Instruction
In the portfolio critique thread below, edit the passage between "Mainly, I'm using" and "for easy navigation.", inclusive, so that "minimalistic" reads "minimalist", and give the revised passage in full.

Excerpt
+===+
# My hopefully memorable website and work



## coffeefilter (Jun 24, 2014)

Just looking for a little critique, some ideas about what I can do to make it better, what does and doesn't belong, etc. 

Mainly, I'm using this as a portfolio simply to show what I've done. It's very basic, as I usually lean toward minimalistic design.  It's also categorized for easy navigation. 

So, what do you think?
Matt Ragan Photography


----------



## e.rose (Jun 24, 2014)

Right away, your avatar next to your name doesn't load for me.

I've also never really been a fan of SmugMug. Personal preference.

I just don't feel it's as easy to navigate for the user as it could be. Too much clicking around to get to what you want. 

JMHO. ::shrugs::


----------



## JohnnyWrench (Jun 24, 2014)

Your watermarks are little heavy-handed for me. Very distracting.


----------



## coffeefilter (Jun 24, 2014)

e.rose said:


> Right away, your avatar next to your name doesn't load for me.
+===+
Material provided

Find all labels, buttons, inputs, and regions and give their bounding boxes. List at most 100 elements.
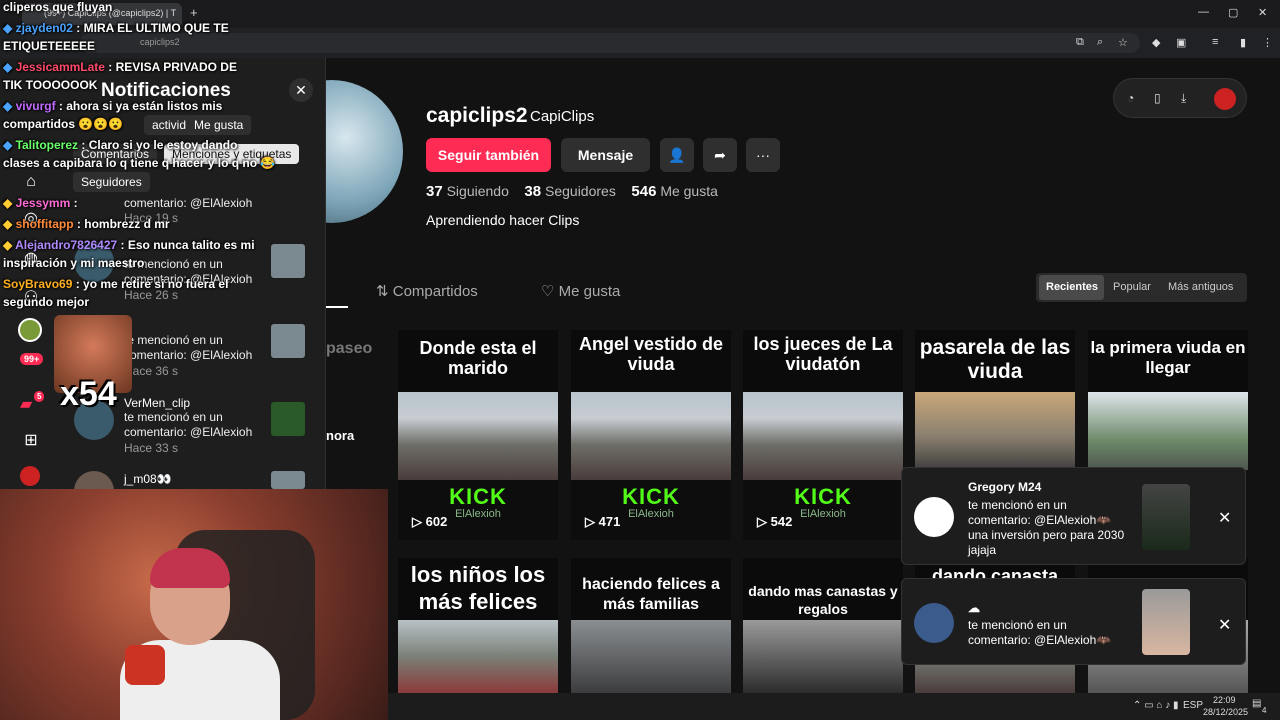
+===+
Problem solution
Mainly, I'm using this as a portfolio simply to show what I've done. It's very basic, as I usually lean toward minimalist design.  It's also categorized for easy navigation.